(Recorded data)
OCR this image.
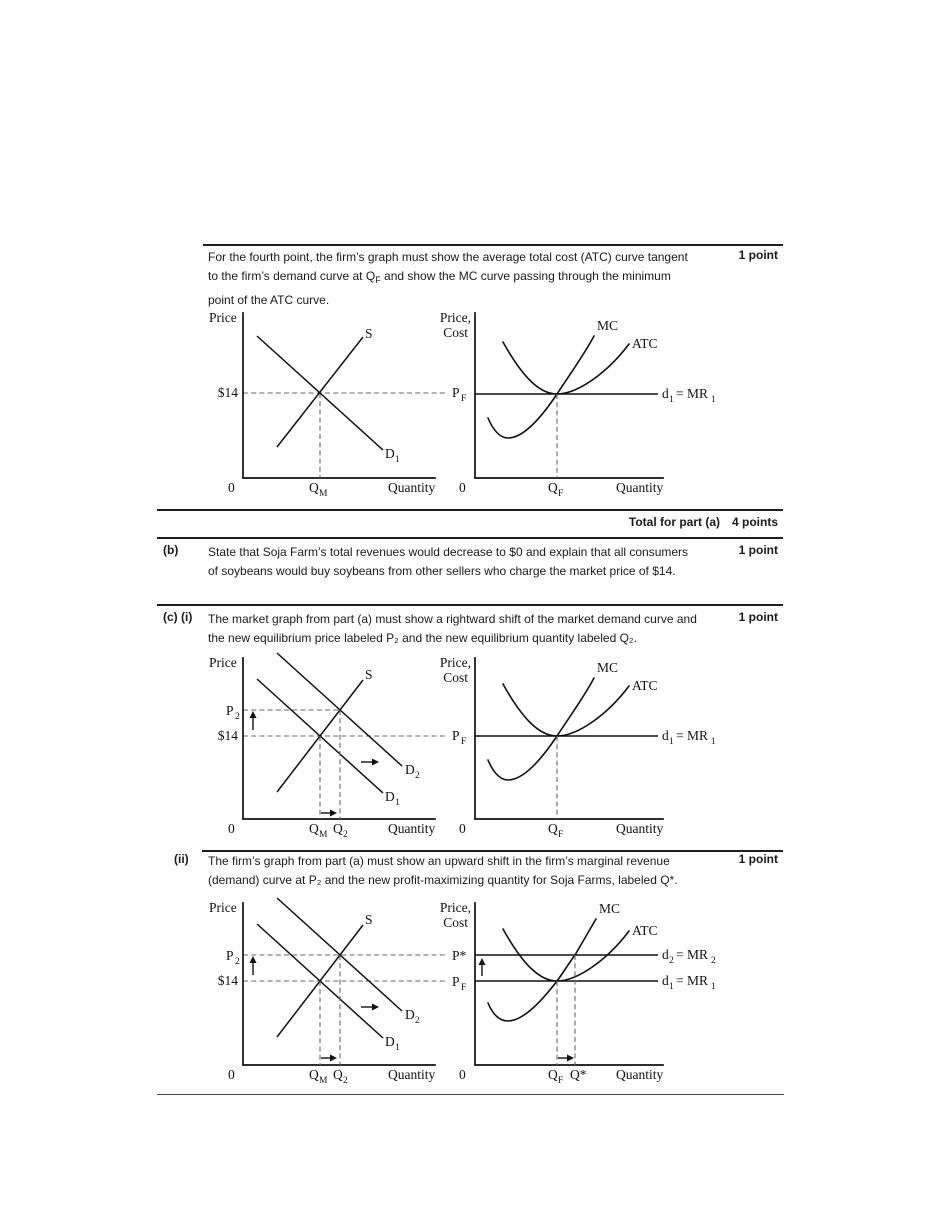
For the fourth point, the firm’s graph must show the average total cost (ATC) curve tangent to the firm’s demand curve at $Q_F$ and show the MC curve passing through the minimum point of the ATC curve.
1 point
Price
$14
S
D 1
0	Q M	Quantity
Price,
Cost
P F	d 1 = MR 1
MC
ATC
0	Q F	Quantity
Total for part (a) 4 points
(b) State that Soja Farm’s total revenues would decrease to $0 and explain that all consumers of soybeans would buy soybeans from other sellers who charge the market price of $14.
1 point
(c) (i) The market graph from part (a) must show a rightward shift of the market demand curve and the new equilibrium price labeled P₂ and the new equilibrium quantity labeled Q₂.
1 point
Price
P 2
$14
S
D 1
D 2
0	Q M Q 2	Quantity
Price,
Cost
P F	d 1 = MR 1
MC
ATC
0	Q F	Quantity
(ii) The firm’s graph from part (a) must show an upward shift in the firm’s marginal revenue (demand) curve at P₂ and the new profit-maximizing quantity for Soja Farms, labeled Q*.
1 point
Price
P 2
$14
S
D 1
D 2
0	Q M Q 2	Quantity
Price,
Cost
P*
P F
d 2 = MR 2
d 1 = MR 1
MC
ATC
0	Q F Q* Quantity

_The request:_ Images must not appear in the copy; reproduce everything else in the records verbatim.

_Answer for this exercise:_
OCR this image.
For the fourth point, the firm’s graph must show the average total cost (ATC) curve tangent to the firm’s demand curve at $Q_F$ and show the MC curve passing through the minimum point of the ATC curve.
1 point
Price
$14
S
D 1
0	Q M	Quantity
Price,
Cost
P F	d 1 = MR 1
MC
ATC
0	Q F	Quantity
Total for part (a) 4 points
(b) State that Soja Farm’s total revenues would decrease to $0 and explain that all consumers of soybeans would buy soybeans from other sellers who charge the market price of $14.
1 point
(c) (i) The market graph from part (a) must show a rightward shift of the market demand curve and the new equilibrium price labeled P₂ and the new equilibrium quantity labeled Q₂.
1 point
Price
P 2
$14
S
D 1
D 2
0	Q M Q 2	Quantity
Price,
Cost
P F	d 1 = MR 1
MC
ATC
0	Q F	Quantity
(ii) The firm’s graph from part (a) must show an upward shift in the firm’s marginal revenue (demand) curve at P₂ and the new profit-maximizing quantity for Soja Farms, labeled Q*.
1 point
Price
P 2
$14
S
D 1
D 2
0	Q M Q 2	Quantity
Price,
Cost
P*
P F
d 2 = MR 2
d 1 = MR 1
MC
ATC
0	Q F Q* Quantity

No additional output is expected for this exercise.